Material for this task:
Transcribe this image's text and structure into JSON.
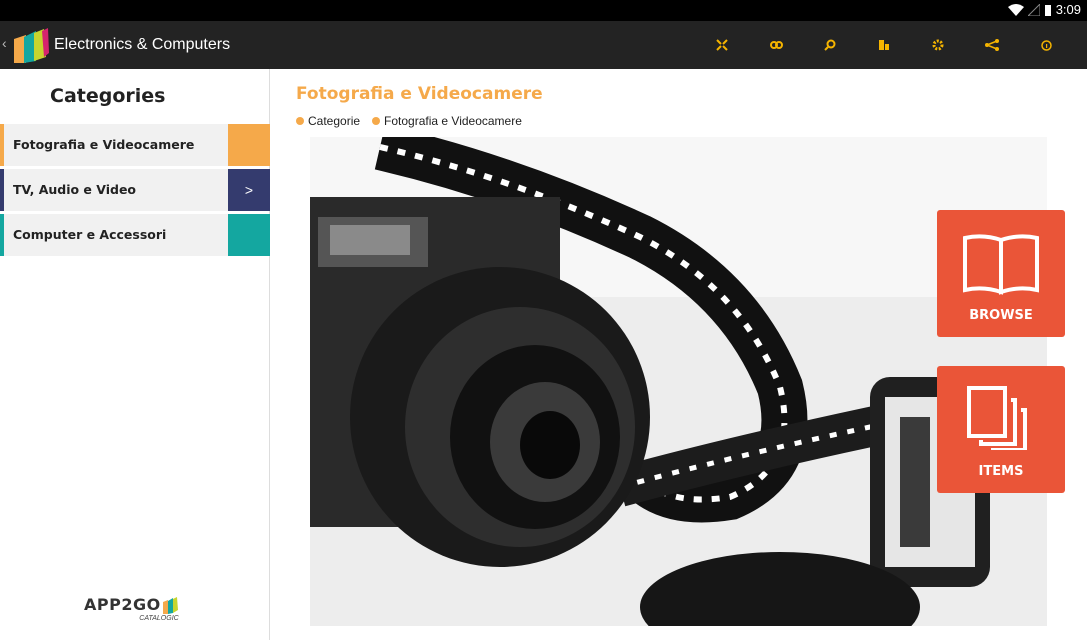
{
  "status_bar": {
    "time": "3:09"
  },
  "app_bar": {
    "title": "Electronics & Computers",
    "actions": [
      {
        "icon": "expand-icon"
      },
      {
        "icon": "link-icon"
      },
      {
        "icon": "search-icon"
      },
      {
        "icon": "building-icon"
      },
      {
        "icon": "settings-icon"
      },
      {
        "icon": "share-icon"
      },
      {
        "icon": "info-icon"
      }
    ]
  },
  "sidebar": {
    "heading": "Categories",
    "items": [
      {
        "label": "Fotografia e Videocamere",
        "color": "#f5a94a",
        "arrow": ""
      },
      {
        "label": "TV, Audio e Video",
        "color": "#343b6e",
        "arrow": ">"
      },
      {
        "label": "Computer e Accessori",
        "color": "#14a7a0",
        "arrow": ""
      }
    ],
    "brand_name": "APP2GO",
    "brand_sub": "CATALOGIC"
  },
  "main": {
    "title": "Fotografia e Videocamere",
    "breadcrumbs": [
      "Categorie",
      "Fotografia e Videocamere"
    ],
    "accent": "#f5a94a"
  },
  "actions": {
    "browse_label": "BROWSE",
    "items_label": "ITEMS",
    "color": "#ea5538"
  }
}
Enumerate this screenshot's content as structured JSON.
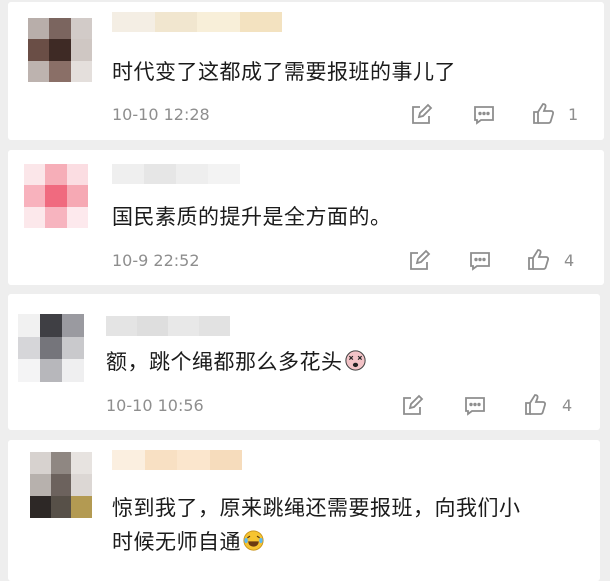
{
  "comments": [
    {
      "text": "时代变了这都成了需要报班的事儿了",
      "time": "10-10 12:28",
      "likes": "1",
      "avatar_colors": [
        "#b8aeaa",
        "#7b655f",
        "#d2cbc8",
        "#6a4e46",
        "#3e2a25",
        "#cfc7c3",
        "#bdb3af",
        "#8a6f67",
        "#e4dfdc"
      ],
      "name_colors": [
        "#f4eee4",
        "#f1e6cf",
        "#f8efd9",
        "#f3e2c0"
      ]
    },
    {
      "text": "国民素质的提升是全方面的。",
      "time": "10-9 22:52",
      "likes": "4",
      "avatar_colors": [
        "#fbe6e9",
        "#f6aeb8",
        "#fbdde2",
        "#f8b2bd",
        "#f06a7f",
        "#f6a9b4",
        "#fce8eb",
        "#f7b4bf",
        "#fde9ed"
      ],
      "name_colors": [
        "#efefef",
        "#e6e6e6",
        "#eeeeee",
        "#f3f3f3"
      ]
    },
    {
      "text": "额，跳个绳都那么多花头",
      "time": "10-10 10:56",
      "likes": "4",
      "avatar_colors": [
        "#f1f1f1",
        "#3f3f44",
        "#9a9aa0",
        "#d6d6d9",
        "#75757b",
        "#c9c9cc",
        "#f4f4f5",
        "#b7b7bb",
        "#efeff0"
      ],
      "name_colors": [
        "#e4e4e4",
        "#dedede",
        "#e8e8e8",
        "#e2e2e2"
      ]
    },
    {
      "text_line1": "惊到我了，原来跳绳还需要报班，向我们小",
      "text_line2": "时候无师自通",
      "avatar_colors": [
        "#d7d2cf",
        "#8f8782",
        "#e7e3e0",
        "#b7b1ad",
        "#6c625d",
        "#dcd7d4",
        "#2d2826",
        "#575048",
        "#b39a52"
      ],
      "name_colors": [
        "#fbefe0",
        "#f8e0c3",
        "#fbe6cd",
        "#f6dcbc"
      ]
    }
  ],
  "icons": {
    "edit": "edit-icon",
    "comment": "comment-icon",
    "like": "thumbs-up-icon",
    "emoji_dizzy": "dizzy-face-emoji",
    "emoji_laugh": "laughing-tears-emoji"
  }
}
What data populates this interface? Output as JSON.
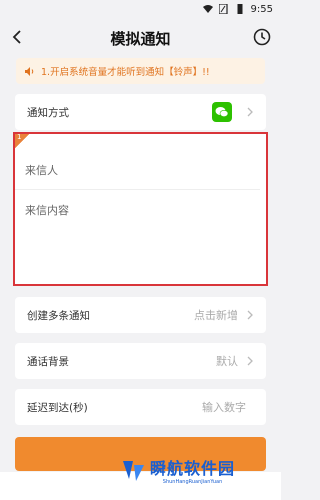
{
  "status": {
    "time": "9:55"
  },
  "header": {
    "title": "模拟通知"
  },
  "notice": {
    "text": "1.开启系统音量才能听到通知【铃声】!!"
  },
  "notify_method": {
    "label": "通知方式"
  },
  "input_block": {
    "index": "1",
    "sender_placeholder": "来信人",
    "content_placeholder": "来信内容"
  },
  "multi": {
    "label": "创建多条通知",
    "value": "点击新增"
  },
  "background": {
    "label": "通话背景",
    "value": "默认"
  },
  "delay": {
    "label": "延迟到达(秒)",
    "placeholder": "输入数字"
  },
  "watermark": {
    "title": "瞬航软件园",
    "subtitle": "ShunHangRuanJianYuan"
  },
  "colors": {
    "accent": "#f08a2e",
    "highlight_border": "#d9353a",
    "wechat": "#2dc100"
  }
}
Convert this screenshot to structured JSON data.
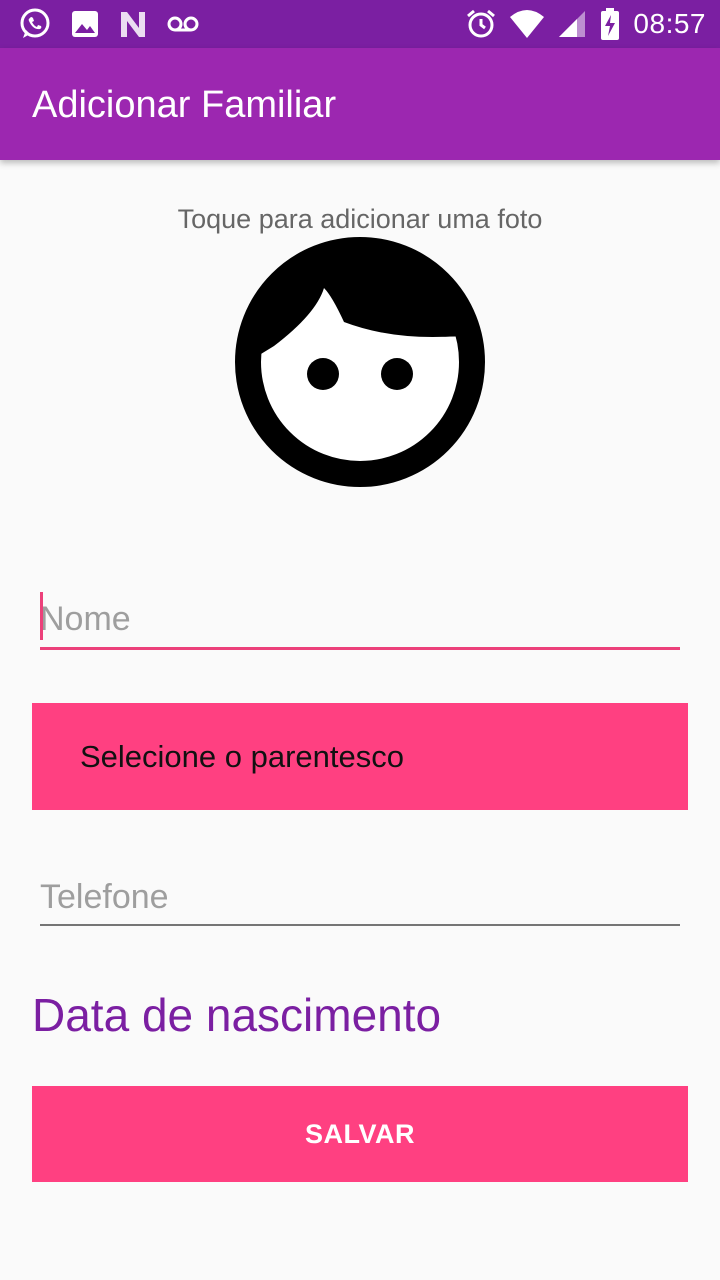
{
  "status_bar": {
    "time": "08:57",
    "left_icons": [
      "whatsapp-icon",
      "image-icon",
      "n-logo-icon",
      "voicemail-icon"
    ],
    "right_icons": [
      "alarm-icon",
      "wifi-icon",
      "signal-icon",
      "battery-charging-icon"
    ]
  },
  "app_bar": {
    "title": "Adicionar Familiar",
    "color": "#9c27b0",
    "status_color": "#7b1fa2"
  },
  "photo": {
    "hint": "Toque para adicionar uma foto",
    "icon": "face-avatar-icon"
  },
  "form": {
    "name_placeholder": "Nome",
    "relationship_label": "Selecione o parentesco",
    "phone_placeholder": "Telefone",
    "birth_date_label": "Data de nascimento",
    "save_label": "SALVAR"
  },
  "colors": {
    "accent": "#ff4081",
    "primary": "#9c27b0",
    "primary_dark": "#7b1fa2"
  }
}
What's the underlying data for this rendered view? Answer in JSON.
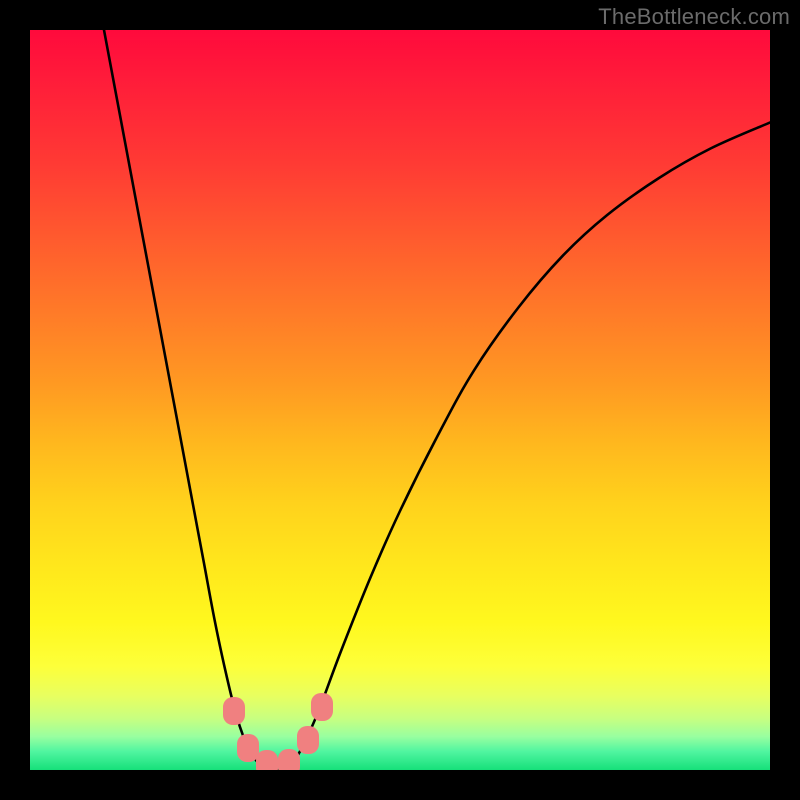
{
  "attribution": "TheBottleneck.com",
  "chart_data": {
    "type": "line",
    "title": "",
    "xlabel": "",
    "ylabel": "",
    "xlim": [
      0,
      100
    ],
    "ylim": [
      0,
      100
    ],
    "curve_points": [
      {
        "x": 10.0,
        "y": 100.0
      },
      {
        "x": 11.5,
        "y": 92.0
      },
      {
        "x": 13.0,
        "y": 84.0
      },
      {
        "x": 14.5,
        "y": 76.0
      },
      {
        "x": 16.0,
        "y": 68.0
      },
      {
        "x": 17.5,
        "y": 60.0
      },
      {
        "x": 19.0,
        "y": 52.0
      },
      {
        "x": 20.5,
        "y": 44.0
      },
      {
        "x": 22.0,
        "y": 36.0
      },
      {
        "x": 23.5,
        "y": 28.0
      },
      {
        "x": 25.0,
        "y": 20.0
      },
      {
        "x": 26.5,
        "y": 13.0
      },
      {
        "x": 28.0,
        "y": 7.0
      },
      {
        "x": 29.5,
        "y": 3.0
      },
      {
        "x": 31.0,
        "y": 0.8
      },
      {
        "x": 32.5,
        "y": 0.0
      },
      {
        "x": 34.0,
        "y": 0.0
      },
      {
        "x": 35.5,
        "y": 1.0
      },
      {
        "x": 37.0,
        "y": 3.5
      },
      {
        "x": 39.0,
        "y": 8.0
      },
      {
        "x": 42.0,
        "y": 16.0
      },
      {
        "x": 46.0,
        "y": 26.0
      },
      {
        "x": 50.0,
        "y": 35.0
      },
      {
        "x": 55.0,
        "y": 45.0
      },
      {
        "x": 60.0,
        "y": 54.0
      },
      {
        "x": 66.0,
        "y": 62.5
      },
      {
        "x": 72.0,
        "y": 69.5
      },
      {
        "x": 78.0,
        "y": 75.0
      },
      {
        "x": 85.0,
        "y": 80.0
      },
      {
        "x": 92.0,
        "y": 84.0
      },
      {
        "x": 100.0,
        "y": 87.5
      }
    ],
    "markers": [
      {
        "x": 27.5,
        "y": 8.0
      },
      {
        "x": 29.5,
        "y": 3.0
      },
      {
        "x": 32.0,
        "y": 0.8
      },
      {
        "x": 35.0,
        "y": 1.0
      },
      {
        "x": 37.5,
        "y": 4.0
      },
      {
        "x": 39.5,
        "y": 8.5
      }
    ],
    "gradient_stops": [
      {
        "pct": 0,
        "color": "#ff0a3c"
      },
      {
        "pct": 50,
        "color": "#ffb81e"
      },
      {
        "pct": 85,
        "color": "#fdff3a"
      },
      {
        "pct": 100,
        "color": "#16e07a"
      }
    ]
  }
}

Set exercise:
Exactly how many lines in the data above contain the word "Videocamere"? Respond with the number and nothing more.

Final result:
3